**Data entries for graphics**
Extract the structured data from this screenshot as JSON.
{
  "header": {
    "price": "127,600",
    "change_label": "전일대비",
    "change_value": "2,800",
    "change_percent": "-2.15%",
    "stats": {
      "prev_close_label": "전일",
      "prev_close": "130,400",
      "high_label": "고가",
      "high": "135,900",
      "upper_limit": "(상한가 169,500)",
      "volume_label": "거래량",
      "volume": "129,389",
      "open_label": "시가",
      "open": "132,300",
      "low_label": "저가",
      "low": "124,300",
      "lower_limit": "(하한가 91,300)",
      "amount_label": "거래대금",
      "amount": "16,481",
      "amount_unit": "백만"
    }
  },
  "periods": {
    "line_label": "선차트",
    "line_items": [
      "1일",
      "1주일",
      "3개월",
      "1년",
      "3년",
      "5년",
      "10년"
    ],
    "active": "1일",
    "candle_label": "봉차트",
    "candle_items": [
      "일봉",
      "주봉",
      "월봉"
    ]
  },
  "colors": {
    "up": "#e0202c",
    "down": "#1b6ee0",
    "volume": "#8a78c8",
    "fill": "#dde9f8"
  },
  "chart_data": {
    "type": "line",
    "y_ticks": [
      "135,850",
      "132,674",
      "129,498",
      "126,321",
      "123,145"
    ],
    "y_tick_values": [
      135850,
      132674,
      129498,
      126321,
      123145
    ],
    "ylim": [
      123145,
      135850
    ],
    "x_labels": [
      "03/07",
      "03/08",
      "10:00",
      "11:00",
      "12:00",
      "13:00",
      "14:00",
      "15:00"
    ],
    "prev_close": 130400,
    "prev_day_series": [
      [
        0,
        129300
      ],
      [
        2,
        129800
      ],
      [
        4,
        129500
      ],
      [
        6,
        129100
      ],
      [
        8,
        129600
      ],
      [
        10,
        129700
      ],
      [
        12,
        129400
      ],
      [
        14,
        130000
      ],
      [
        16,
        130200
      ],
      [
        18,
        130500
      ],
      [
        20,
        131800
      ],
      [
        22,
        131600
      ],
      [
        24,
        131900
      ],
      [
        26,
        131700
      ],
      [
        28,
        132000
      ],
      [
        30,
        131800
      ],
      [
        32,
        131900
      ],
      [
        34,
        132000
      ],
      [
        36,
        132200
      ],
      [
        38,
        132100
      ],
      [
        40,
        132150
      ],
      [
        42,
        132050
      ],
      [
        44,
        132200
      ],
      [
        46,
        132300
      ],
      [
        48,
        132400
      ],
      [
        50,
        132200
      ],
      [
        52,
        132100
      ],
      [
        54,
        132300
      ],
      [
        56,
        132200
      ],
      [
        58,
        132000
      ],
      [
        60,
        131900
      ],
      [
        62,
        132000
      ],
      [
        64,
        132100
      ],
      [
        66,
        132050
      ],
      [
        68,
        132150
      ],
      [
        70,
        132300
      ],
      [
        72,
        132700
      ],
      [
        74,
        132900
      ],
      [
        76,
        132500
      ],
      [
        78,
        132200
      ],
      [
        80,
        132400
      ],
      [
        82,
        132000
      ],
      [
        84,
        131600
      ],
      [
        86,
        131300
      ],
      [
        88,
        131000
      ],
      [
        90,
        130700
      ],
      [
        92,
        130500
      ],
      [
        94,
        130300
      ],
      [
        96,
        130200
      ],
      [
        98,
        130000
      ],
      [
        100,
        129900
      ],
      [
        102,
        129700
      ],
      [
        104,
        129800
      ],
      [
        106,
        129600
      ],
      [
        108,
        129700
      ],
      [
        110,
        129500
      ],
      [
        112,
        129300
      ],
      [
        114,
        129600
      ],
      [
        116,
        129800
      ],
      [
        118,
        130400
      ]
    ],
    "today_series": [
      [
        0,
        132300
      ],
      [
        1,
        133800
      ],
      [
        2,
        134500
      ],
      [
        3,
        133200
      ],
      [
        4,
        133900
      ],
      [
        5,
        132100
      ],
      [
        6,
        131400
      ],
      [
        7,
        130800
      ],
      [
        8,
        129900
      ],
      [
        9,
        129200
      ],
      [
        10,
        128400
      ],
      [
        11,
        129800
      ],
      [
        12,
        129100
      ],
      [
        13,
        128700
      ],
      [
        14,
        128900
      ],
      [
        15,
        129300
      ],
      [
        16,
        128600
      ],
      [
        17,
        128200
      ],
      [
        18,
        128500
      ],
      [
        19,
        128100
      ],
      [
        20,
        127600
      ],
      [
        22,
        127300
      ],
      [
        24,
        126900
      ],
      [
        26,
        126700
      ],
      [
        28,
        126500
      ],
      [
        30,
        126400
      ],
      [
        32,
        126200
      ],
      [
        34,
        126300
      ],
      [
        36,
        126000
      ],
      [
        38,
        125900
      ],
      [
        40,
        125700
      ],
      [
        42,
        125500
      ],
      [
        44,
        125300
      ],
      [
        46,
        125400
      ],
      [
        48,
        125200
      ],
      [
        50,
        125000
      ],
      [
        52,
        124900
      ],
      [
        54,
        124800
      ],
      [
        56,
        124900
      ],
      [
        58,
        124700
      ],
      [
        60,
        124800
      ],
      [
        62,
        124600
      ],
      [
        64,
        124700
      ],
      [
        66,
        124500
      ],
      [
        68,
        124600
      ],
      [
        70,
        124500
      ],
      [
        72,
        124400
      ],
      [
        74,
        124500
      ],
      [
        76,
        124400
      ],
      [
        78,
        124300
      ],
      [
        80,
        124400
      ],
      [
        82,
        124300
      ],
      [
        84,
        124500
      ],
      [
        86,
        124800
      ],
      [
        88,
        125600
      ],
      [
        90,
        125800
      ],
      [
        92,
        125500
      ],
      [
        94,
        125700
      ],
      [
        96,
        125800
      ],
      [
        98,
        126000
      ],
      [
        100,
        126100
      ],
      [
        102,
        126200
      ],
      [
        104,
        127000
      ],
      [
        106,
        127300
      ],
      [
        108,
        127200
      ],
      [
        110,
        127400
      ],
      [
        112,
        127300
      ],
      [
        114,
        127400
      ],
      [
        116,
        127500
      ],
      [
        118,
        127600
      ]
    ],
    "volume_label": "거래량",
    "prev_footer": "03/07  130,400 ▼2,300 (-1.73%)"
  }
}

**STATED TASK**
Return each entry from the material above exactly as it appears.

**WRITTEN RESPONSE**
Extract the structured data from this screenshot as JSON.
{
  "header": {
    "price": "127,600",
    "change_label": "전일대비",
    "change_value": "2,800",
    "change_percent": "-2.15%",
    "stats": {
      "prev_close_label": "전일",
      "prev_close": "130,400",
      "high_label": "고가",
      "high": "135,900",
      "upper_limit": "(상한가 169,500)",
      "volume_label": "거래량",
      "volume": "129,389",
      "open_label": "시가",
      "open": "132,300",
      "low_label": "저가",
      "low": "124,300",
      "lower_limit": "(하한가 91,300)",
      "amount_label": "거래대금",
      "amount": "16,481",
      "amount_unit": "백만"
    }
  },
  "periods": {
    "line_label": "선차트",
    "line_items": [
      "1일",
      "1주일",
      "3개월",
      "1년",
      "3년",
      "5년",
      "10년"
    ],
    "active": "1일",
    "candle_label": "봉차트",
    "candle_items": [
      "일봉",
      "주봉",
      "월봉"
    ]
  },
  "colors": {
    "up": "#e0202c",
    "down": "#1b6ee0",
    "volume": "#8a78c8",
    "fill": "#dde9f8"
  },
  "chart_data": {
    "type": "line",
    "y_ticks": [
      "135,850",
      "132,674",
      "129,498",
      "126,321",
      "123,145"
    ],
    "y_tick_values": [
      135850,
      132674,
      129498,
      126321,
      123145
    ],
    "ylim": [
      123145,
      135850
    ],
    "x_labels": [
      "03/07",
      "03/08",
      "10:00",
      "11:00",
      "12:00",
      "13:00",
      "14:00",
      "15:00"
    ],
    "prev_close": 130400,
    "prev_day_series": [
      [
        0,
        129300
      ],
      [
        2,
        129800
      ],
      [
        4,
        129500
      ],
      [
        6,
        129100
      ],
      [
        8,
        129600
      ],
      [
        10,
        129700
      ],
      [
        12,
        129400
      ],
      [
        14,
        130000
      ],
      [
        16,
        130200
      ],
      [
        18,
        130500
      ],
      [
        20,
        131800
      ],
      [
        22,
        131600
      ],
      [
        24,
        131900
      ],
      [
        26,
        131700
      ],
      [
        28,
        132000
      ],
      [
        30,
        131800
      ],
      [
        32,
        131900
      ],
      [
        34,
        132000
      ],
      [
        36,
        132200
      ],
      [
        38,
        132100
      ],
      [
        40,
        132150
      ],
      [
        42,
        132050
      ],
      [
        44,
        132200
      ],
      [
        46,
        132300
      ],
      [
        48,
        132400
      ],
      [
        50,
        132200
      ],
      [
        52,
        132100
      ],
      [
        54,
        132300
      ],
      [
        56,
        132200
      ],
      [
        58,
        132000
      ],
      [
        60,
        131900
      ],
      [
        62,
        132000
      ],
      [
        64,
        132100
      ],
      [
        66,
        132050
      ],
      [
        68,
        132150
      ],
      [
        70,
        132300
      ],
      [
        72,
        132700
      ],
      [
        74,
        132900
      ],
      [
        76,
        132500
      ],
      [
        78,
        132200
      ],
      [
        80,
        132400
      ],
      [
        82,
        132000
      ],
      [
        84,
        131600
      ],
      [
        86,
        131300
      ],
      [
        88,
        131000
      ],
      [
        90,
        130700
      ],
      [
        92,
        130500
      ],
      [
        94,
        130300
      ],
      [
        96,
        130200
      ],
      [
        98,
        130000
      ],
      [
        100,
        129900
      ],
      [
        102,
        129700
      ],
      [
        104,
        129800
      ],
      [
        106,
        129600
      ],
      [
        108,
        129700
      ],
      [
        110,
        129500
      ],
      [
        112,
        129300
      ],
      [
        114,
        129600
      ],
      [
        116,
        129800
      ],
      [
        118,
        130400
      ]
    ],
    "today_series": [
      [
        0,
        132300
      ],
      [
        1,
        133800
      ],
      [
        2,
        134500
      ],
      [
        3,
        133200
      ],
      [
        4,
        133900
      ],
      [
        5,
        132100
      ],
      [
        6,
        131400
      ],
      [
        7,
        130800
      ],
      [
        8,
        129900
      ],
      [
        9,
        129200
      ],
      [
        10,
        128400
      ],
      [
        11,
        129800
      ],
      [
        12,
        129100
      ],
      [
        13,
        128700
      ],
      [
        14,
        128900
      ],
      [
        15,
        129300
      ],
      [
        16,
        128600
      ],
      [
        17,
        128200
      ],
      [
        18,
        128500
      ],
      [
        19,
        128100
      ],
      [
        20,
        127600
      ],
      [
        22,
        127300
      ],
      [
        24,
        126900
      ],
      [
        26,
        126700
      ],
      [
        28,
        126500
      ],
      [
        30,
        126400
      ],
      [
        32,
        126200
      ],
      [
        34,
        126300
      ],
      [
        36,
        126000
      ],
      [
        38,
        125900
      ],
      [
        40,
        125700
      ],
      [
        42,
        125500
      ],
      [
        44,
        125300
      ],
      [
        46,
        125400
      ],
      [
        48,
        125200
      ],
      [
        50,
        125000
      ],
      [
        52,
        124900
      ],
      [
        54,
        124800
      ],
      [
        56,
        124900
      ],
      [
        58,
        124700
      ],
      [
        60,
        124800
      ],
      [
        62,
        124600
      ],
      [
        64,
        124700
      ],
      [
        66,
        124500
      ],
      [
        68,
        124600
      ],
      [
        70,
        124500
      ],
      [
        72,
        124400
      ],
      [
        74,
        124500
      ],
      [
        76,
        124400
      ],
      [
        78,
        124300
      ],
      [
        80,
        124400
      ],
      [
        82,
        124300
      ],
      [
        84,
        124500
      ],
      [
        86,
        124800
      ],
      [
        88,
        125600
      ],
      [
        90,
        125800
      ],
      [
        92,
        125500
      ],
      [
        94,
        125700
      ],
      [
        96,
        125800
      ],
      [
        98,
        126000
      ],
      [
        100,
        126100
      ],
      [
        102,
        126200
      ],
      [
        104,
        127000
      ],
      [
        106,
        127300
      ],
      [
        108,
        127200
      ],
      [
        110,
        127400
      ],
      [
        112,
        127300
      ],
      [
        114,
        127400
      ],
      [
        116,
        127500
      ],
      [
        118,
        127600
      ]
    ],
    "volume_label": "거래량",
    "prev_footer": "03/07  130,400 ▼2,300 (-1.73%)"
  }
}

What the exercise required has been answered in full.